## start DATA ENTRIES

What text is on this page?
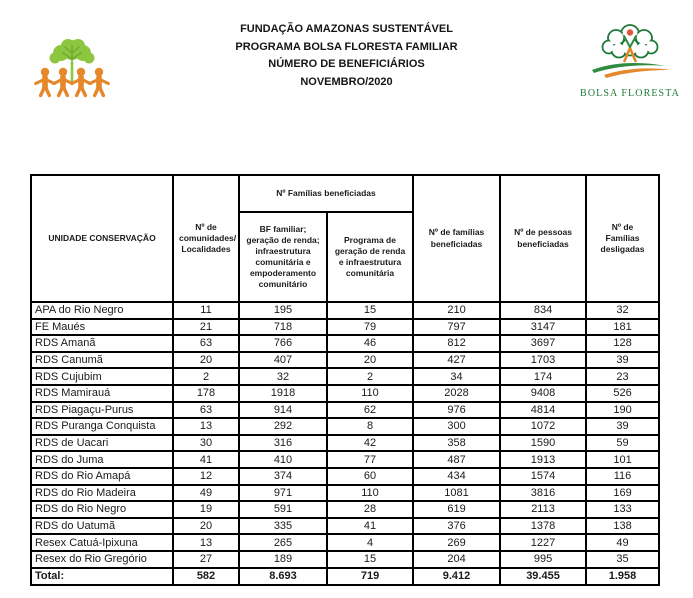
FUNDAÇÃO AMAZONAS SUSTENTÁVEL
PROGRAMA BOLSA FLORESTA FAMILIAR
NÚMERO DE BENEFICIÁRIOS
NOVEMBRO/2020
BOLSA FLORESTA
UNIDADE CONSERVAÇÃO	Nº de comunidades/ Localidades	Nº Famílias beneficiadas		Nº de famílias beneficiadas	Nº de pessoas beneficiadas	Nº de Famílias desligadas
		BF familiar; geração de renda; infraestrutura comunitária e empoderamento comunitário	Programa de geração de renda e infraestrutura comunitária			
APA do Rio Negro	11	195	15	210	834	32
FE Maués	21	718	79	797	3147	181
RDS Amanã	63	766	46	812	3697	128
RDS Canumã	20	407	20	427	1703	39
RDS Cujubim	2	32	2	34	174	23
RDS Mamirauá	178	1918	110	2028	9408	526
RDS Piagaçu-Purus	63	914	62	976	4814	190
RDS Puranga Conquista	13	292	8	300	1072	39
RDS de Uacari	30	316	42	358	1590	59
RDS do Juma	41	410	77	487	1913	101
RDS do Rio Amapá	12	374	60	434	1574	116
RDS do Rio Madeira	49	971	110	1081	3816	169
RDS do Rio Negro	19	591	28	619	2113	133
RDS do Uatumã	20	335	41	376	1378	138
Resex Catuá-Ipixuna	13	265	4	269	1227	49
Resex do Rio Gregório	27	189	15	204	995	35
Total:	582	8.693	719	9.412	39.455	1.958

## end DATA ENTRIES

§ WHAT IS ASKED:
Reproduce all of the material exactly, apart from the pictures.

§ EXERCISE RESPONSE:
What text is on this page?
FUNDAÇÃO AMAZONAS SUSTENTÁVEL
PROGRAMA BOLSA FLORESTA FAMILIAR
NÚMERO DE BENEFICIÁRIOS
NOVEMBRO/2020
BOLSA FLORESTA
UNIDADE CONSERVAÇÃO	Nº de comunidades/ Localidades	Nº Famílias beneficiadas		Nº de famílias beneficiadas	Nº de pessoas beneficiadas	Nº de Famílias desligadas
		BF familiar; geração de renda; infraestrutura comunitária e empoderamento comunitário	Programa de geração de renda e infraestrutura comunitária			
APA do Rio Negro	11	195	15	210	834	32
FE Maués	21	718	79	797	3147	181
RDS Amanã	63	766	46	812	3697	128
RDS Canumã	20	407	20	427	1703	39
RDS Cujubim	2	32	2	34	174	23
RDS Mamirauá	178	1918	110	2028	9408	526
RDS Piagaçu-Purus	63	914	62	976	4814	190
RDS Puranga Conquista	13	292	8	300	1072	39
RDS de Uacari	30	316	42	358	1590	59
RDS do Juma	41	410	77	487	1913	101
RDS do Rio Amapá	12	374	60	434	1574	116
RDS do Rio Madeira	49	971	110	1081	3816	169
RDS do Rio Negro	19	591	28	619	2113	133
RDS do Uatumã	20	335	41	376	1378	138
Resex Catuá-Ipixuna	13	265	4	269	1227	49
Resex do Rio Gregório	27	189	15	204	995	35
Total:	582	8.693	719	9.412	39.455	1.958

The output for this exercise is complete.